What to work on:
Write out the full listing again, exactly as it stands.
#### Given data
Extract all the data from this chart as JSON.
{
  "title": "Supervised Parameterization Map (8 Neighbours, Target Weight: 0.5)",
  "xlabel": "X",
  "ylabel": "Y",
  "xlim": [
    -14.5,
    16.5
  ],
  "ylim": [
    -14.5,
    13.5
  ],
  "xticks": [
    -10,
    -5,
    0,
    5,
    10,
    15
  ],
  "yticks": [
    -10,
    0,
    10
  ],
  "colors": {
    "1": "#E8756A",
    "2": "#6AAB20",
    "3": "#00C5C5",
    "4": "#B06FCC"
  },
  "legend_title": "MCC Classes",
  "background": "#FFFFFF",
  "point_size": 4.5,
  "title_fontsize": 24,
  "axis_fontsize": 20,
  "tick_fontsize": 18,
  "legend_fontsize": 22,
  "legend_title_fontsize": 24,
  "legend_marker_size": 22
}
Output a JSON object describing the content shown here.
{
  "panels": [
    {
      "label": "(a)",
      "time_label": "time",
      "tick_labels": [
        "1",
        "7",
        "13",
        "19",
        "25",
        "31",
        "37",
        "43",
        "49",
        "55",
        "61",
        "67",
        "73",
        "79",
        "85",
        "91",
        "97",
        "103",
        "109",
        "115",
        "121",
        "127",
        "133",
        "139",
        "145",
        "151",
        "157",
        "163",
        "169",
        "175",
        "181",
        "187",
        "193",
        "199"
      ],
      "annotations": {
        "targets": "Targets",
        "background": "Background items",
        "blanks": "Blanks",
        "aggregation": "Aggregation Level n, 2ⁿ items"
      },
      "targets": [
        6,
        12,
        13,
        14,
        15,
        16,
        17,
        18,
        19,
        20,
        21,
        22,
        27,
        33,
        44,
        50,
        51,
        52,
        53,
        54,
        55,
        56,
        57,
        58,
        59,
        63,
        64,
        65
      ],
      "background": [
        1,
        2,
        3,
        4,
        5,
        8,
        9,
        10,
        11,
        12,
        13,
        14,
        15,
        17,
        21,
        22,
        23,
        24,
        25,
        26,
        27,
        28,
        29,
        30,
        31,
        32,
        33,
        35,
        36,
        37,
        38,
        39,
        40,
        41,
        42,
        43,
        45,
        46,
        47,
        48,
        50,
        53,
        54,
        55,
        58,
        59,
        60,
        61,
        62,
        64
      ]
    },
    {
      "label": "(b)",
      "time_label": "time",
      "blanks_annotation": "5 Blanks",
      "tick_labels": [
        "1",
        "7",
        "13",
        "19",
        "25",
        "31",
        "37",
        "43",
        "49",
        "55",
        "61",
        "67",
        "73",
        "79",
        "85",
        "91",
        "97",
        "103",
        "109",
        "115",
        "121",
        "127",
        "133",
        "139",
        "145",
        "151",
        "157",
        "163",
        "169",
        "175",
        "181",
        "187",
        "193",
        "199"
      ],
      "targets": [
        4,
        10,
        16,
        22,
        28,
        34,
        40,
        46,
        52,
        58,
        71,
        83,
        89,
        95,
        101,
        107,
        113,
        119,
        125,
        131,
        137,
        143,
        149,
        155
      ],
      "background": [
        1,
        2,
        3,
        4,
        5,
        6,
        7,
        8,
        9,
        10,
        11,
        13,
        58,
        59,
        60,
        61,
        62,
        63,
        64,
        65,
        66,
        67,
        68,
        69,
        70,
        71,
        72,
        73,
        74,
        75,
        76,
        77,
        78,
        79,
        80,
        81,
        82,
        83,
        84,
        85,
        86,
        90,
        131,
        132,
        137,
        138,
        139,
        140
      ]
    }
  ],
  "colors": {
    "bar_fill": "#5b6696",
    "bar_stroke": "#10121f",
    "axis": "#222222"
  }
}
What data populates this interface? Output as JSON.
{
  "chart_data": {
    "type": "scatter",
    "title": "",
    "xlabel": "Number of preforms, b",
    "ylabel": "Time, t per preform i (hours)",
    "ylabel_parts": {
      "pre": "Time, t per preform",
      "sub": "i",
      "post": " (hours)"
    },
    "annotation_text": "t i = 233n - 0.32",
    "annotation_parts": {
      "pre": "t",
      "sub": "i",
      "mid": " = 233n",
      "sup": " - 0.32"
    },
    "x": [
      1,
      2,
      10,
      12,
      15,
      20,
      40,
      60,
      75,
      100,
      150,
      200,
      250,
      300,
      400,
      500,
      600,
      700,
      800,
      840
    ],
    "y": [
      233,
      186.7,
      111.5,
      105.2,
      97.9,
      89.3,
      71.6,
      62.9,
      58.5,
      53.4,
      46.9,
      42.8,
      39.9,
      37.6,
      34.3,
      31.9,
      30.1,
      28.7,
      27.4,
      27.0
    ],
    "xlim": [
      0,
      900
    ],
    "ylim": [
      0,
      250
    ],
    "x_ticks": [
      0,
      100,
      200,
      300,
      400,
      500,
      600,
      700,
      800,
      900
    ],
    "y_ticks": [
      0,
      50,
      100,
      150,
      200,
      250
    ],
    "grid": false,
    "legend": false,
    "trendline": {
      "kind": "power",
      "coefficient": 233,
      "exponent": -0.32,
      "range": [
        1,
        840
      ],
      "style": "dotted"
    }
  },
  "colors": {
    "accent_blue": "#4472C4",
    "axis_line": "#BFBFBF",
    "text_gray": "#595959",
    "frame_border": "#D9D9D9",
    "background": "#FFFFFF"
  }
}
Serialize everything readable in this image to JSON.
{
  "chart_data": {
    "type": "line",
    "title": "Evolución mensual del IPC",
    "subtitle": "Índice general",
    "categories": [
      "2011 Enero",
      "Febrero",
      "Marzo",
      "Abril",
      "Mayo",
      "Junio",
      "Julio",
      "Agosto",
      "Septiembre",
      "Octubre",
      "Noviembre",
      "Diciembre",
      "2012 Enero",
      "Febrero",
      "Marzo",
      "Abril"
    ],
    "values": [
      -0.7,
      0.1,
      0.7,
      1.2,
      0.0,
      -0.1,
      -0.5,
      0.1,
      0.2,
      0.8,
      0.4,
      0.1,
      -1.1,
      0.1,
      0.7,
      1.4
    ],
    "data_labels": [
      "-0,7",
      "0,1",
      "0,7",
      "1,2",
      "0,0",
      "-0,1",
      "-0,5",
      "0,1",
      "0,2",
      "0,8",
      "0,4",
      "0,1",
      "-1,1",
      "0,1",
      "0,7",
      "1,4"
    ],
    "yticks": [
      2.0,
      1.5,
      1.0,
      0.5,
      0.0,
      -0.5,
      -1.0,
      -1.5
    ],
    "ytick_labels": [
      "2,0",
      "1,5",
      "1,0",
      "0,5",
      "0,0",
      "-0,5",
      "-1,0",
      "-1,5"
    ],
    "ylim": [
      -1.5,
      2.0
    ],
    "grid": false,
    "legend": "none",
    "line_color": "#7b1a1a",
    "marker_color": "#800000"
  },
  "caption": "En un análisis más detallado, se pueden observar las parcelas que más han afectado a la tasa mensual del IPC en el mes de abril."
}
########
Problem solution:
Extract all the data from this chart as JSON.
{
  "title": "Supervised Parameterization Map (8 Neighbours, Target Weight: 0.5)",
  "xlabel": "X",
  "ylabel": "Y",
  "xlim": [
    -14.5,
    16.5
  ],
  "ylim": [
    -14.5,
    13.5
  ],
  "xticks": [
    -10,
    -5,
    0,
    5,
    10,
    15
  ],
  "yticks": [
    -10,
    0,
    10
  ],
  "colors": {
    "1": "#E8756A",
    "2": "#6AAB20",
    "3": "#00C5C5",
    "4": "#B06FCC"
  },
  "legend_title": "MCC Classes",
  "background": "#FFFFFF",
  "point_size": 4.5,
  "title_fontsize": 24,
  "axis_fontsize": 20,
  "tick_fontsize": 18,
  "legend_fontsize": 22,
  "legend_title_fontsize": 24,
  "legend_marker_size": 22
}
Output a JSON object describing the content shown here.
{
  "panels": [
    {
      "label": "(a)",
      "time_label": "time",
      "tick_labels": [
        "1",
        "7",
        "13",
        "19",
        "25",
        "31",
        "37",
        "43",
        "49",
        "55",
        "61",
        "67",
        "73",
        "79",
        "85",
        "91",
        "97",
        "103",
        "109",
        "115",
        "121",
        "127",
        "133",
        "139",
        "145",
        "151",
        "157",
        "163",
        "169",
        "175",
        "181",
        "187",
        "193",
        "199"
      ],
      "annotations": {
        "targets": "Targets",
        "background": "Background items",
        "blanks": "Blanks",
        "aggregation": "Aggregation Level n, 2ⁿ items"
      },
      "targets": [
        6,
        12,
        13,
        14,
        15,
        16,
        17,
        18,
        19,
        20,
        21,
        22,
        27,
        33,
        44,
        50,
        51,
        52,
        53,
        54,
        55,
        56,
        57,
        58,
        59,
        63,
        64,
        65
      ],
      "background": [
        1,
        2,
        3,
        4,
        5,
        8,
        9,
        10,
        11,
        12,
        13,
        14,
        15,
        17,
        21,
        22,
        23,
        24,
        25,
        26,
        27,
        28,
        29,
        30,
        31,
        32,
        33,
        35,
        36,
        37,
        38,
        39,
        40,
        41,
        42,
        43,
        45,
        46,
        47,
        48,
        50,
        53,
        54,
        55,
        58,
        59,
        60,
        61,
        62,
        64
      ]
    },
    {
      "label": "(b)",
      "time_label": "time",
      "blanks_annotation": "5 Blanks",
      "tick_labels": [
        "1",
        "7",
        "13",
        "19",
        "25",
        "31",
        "37",
        "43",
        "49",
        "55",
        "61",
        "67",
        "73",
        "79",
        "85",
        "91",
        "97",
        "103",
        "109",
        "115",
        "121",
        "127",
        "133",
        "139",
        "145",
        "151",
        "157",
        "163",
        "169",
        "175",
        "181",
        "187",
        "193",
        "199"
      ],
      "targets": [
        4,
        10,
        16,
        22,
        28,
        34,
        40,
        46,
        52,
        58,
        71,
        83,
        89,
        95,
        101,
        107,
        113,
        119,
        125,
        131,
        137,
        143,
        149,
        155
      ],
      "background": [
        1,
        2,
        3,
        4,
        5,
        6,
        7,
        8,
        9,
        10,
        11,
        13,
        58,
        59,
        60,
        61,
        62,
        63,
        64,
        65,
        66,
        67,
        68,
        69,
        70,
        71,
        72,
        73,
        74,
        75,
        76,
        77,
        78,
        79,
        80,
        81,
        82,
        83,
        84,
        85,
        86,
        90,
        131,
        132,
        137,
        138,
        139,
        140
      ]
    }
  ],
  "colors": {
    "bar_fill": "#5b6696",
    "bar_stroke": "#10121f",
    "axis": "#222222"
  }
}
What data populates this interface? Output as JSON.
{
  "chart_data": {
    "type": "scatter",
    "title": "",
    "xlabel": "Number of preforms, b",
    "ylabel": "Time, t per preform i (hours)",
    "ylabel_parts": {
      "pre": "Time, t per preform",
      "sub": "i",
      "post": " (hours)"
    },
    "annotation_text": "t i = 233n - 0.32",
    "annotation_parts": {
      "pre": "t",
      "sub": "i",
      "mid": " = 233n",
      "sup": " - 0.32"
    },
    "x": [
      1,
      2,
      10,
      12,
      15,
      20,
      40,
      60,
      75,
      100,
      150,
      200,
      250,
      300,
      400,
      500,
      600,
      700,
      800,
      840
    ],
    "y": [
      233,
      186.7,
      111.5,
      105.2,
      97.9,
      89.3,
      71.6,
      62.9,
      58.5,
      53.4,
      46.9,
      42.8,
      39.9,
      37.6,
      34.3,
      31.9,
      30.1,
      28.7,
      27.4,
      27.0
    ],
    "xlim": [
      0,
      900
    ],
    "ylim": [
      0,
      250
    ],
    "x_ticks": [
      0,
      100,
      200,
      300,
      400,
      500,
      600,
      700,
      800,
      900
    ],
    "y_ticks": [
      0,
      50,
      100,
      150,
      200,
      250
    ],
    "grid": false,
    "legend": false,
    "trendline": {
      "kind": "power",
      "coefficient": 233,
      "exponent": -0.32,
      "range": [
        1,
        840
      ],
      "style": "dotted"
    }
  },
  "colors": {
    "accent_blue": "#4472C4",
    "axis_line": "#BFBFBF",
    "text_gray": "#595959",
    "frame_border": "#D9D9D9",
    "background": "#FFFFFF"
  }
}
Serialize everything readable in this image to JSON.
{
  "chart_data": {
    "type": "line",
    "title": "Evolución mensual del IPC",
    "subtitle": "Índice general",
    "categories": [
      "2011 Enero",
      "Febrero",
      "Marzo",
      "Abril",
      "Mayo",
      "Junio",
      "Julio",
      "Agosto",
      "Septiembre",
      "Octubre",
      "Noviembre",
      "Diciembre",
      "2012 Enero",
      "Febrero",
      "Marzo",
      "Abril"
    ],
    "values": [
      -0.7,
      0.1,
      0.7,
      1.2,
      0.0,
      -0.1,
      -0.5,
      0.1,
      0.2,
      0.8,
      0.4,
      0.1,
      -1.1,
      0.1,
      0.7,
      1.4
    ],
    "data_labels": [
      "-0,7",
      "0,1",
      "0,7",
      "1,2",
      "0,0",
      "-0,1",
      "-0,5",
      "0,1",
      "0,2",
      "0,8",
      "0,4",
      "0,1",
      "-1,1",
      "0,1",
      "0,7",
      "1,4"
    ],
    "yticks": [
      2.0,
      1.5,
      1.0,
      0.5,
      0.0,
      -0.5,
      -1.0,
      -1.5
    ],
    "ytick_labels": [
      "2,0",
      "1,5",
      "1,0",
      "0,5",
      "0,0",
      "-0,5",
      "-1,0",
      "-1,5"
    ],
    "ylim": [
      -1.5,
      2.0
    ],
    "grid": false,
    "legend": "none",
    "line_color": "#7b1a1a",
    "marker_color": "#800000"
  },
  "caption": "En un análisis más detallado, se pueden observar las parcelas que más han afectado a la tasa mensual del IPC en el mes de abril."
}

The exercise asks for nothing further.